*What is being asked:* Work out how many lines of the records hold the string "Testimonio", and reply with that number alone.

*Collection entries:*
#####

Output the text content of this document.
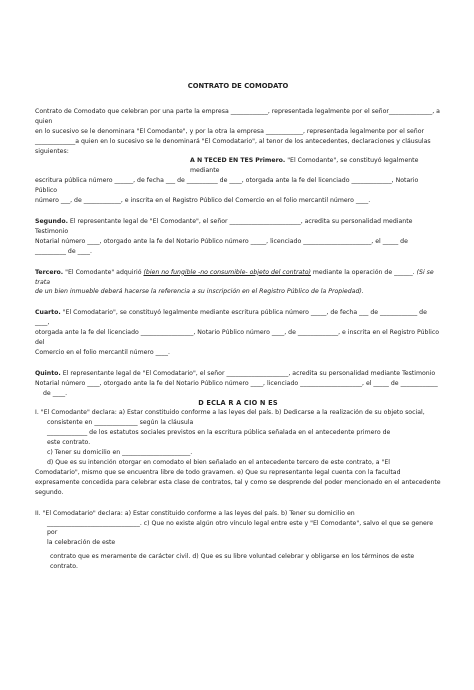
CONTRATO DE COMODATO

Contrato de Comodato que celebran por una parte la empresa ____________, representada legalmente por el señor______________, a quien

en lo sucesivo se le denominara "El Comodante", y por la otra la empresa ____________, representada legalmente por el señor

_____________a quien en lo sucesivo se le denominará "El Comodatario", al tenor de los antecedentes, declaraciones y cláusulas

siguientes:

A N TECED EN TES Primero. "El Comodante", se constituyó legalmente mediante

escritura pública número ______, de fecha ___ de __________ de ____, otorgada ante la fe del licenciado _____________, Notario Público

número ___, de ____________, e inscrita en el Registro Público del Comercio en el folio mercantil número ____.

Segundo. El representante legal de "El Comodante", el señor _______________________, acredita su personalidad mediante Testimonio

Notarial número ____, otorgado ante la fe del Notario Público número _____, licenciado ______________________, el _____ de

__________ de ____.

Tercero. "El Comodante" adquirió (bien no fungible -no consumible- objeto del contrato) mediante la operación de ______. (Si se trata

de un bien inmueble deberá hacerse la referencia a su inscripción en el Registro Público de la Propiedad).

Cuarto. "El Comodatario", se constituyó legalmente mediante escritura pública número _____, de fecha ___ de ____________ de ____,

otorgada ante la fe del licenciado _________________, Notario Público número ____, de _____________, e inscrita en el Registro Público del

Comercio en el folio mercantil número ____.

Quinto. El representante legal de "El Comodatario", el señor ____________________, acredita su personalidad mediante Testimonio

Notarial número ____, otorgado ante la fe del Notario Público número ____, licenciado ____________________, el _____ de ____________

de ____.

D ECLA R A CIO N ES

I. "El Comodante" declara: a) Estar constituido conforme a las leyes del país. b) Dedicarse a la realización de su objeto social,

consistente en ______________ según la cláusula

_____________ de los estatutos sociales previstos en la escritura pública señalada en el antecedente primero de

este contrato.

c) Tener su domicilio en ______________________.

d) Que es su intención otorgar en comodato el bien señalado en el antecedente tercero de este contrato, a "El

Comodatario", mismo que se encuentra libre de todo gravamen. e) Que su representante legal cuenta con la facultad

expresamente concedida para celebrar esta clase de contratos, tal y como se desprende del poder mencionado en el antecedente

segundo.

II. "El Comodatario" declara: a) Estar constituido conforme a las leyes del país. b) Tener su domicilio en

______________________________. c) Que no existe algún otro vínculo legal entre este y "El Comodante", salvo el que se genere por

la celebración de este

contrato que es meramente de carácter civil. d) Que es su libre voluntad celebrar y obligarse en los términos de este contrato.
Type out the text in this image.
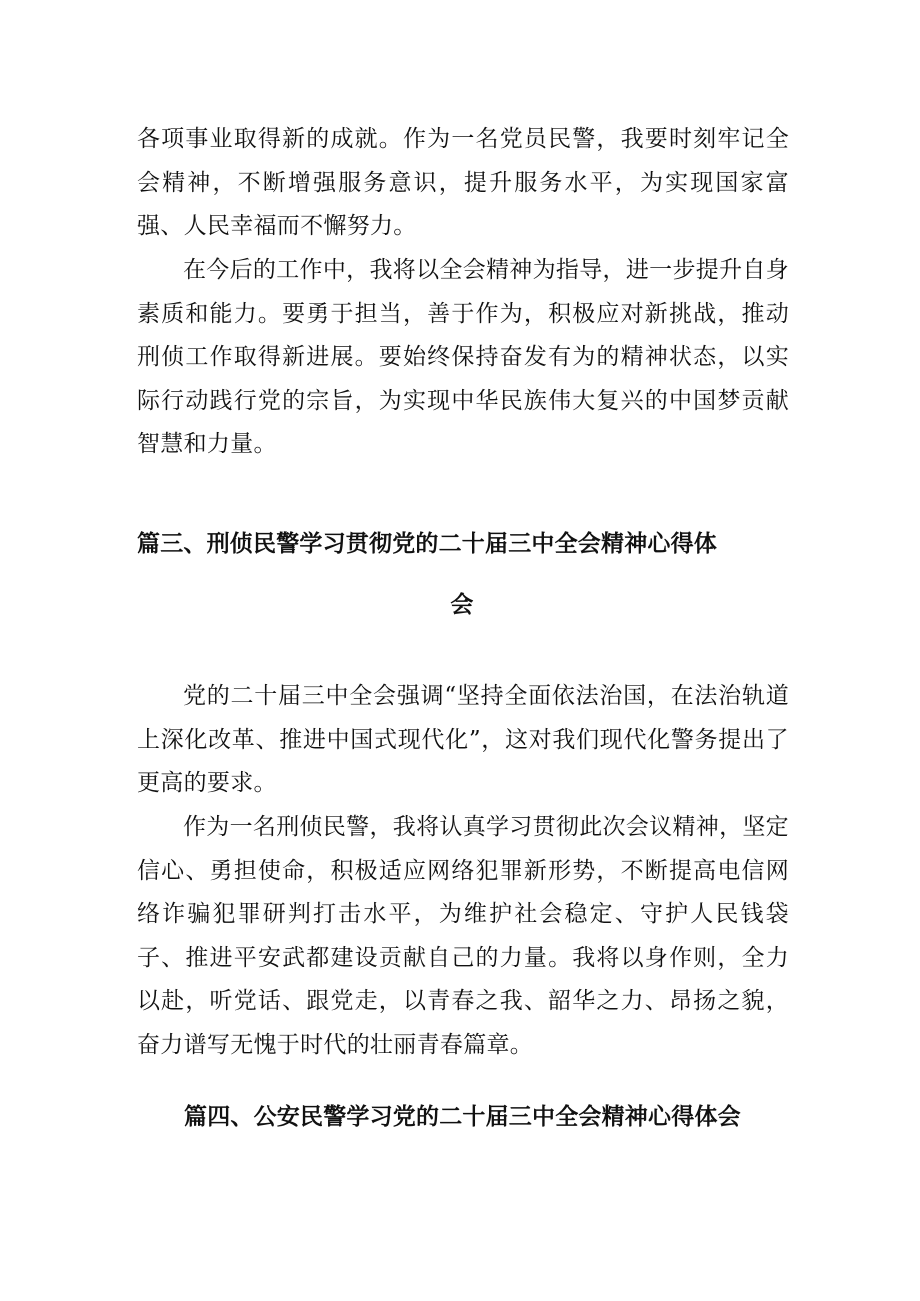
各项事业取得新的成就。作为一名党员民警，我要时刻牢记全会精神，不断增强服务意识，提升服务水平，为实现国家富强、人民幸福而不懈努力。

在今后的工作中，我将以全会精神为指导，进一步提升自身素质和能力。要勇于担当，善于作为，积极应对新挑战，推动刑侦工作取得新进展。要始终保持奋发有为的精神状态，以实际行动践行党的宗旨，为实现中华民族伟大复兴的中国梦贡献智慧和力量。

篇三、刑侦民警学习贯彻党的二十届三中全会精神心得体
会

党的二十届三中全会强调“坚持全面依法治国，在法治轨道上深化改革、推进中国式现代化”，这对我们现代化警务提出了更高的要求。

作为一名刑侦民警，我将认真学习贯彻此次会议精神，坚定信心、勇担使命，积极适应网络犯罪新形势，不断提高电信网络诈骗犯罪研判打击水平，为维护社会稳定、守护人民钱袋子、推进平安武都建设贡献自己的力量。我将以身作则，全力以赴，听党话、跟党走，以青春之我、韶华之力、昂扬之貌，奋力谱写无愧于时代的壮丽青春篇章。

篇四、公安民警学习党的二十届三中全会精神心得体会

#####

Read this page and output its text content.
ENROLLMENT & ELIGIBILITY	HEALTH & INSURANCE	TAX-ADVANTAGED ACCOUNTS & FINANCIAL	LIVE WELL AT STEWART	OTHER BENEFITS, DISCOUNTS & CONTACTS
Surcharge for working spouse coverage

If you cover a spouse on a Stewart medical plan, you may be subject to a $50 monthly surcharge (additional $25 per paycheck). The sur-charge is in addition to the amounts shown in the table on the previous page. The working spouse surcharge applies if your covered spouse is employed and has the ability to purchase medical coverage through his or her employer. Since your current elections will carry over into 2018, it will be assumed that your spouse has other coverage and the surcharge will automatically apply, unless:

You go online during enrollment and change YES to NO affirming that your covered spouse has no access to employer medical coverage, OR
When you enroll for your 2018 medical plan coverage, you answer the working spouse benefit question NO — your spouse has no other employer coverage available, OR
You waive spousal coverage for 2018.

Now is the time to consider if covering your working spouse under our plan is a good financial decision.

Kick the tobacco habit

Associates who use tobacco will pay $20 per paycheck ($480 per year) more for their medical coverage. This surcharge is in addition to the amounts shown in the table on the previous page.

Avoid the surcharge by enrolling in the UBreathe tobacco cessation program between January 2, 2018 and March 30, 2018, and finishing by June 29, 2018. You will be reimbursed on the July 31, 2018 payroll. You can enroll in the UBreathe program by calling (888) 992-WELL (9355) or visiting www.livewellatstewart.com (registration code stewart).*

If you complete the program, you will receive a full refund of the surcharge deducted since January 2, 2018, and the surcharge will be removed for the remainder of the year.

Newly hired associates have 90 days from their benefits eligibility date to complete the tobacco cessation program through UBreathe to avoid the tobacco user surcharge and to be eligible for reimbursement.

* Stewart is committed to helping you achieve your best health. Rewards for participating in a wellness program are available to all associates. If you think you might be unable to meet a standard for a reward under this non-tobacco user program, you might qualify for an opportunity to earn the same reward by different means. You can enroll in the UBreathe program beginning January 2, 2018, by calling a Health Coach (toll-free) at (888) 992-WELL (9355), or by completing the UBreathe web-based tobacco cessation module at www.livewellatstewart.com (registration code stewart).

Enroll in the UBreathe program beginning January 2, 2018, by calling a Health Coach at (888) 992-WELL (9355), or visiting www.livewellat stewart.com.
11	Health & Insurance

#####

*The reply:* 2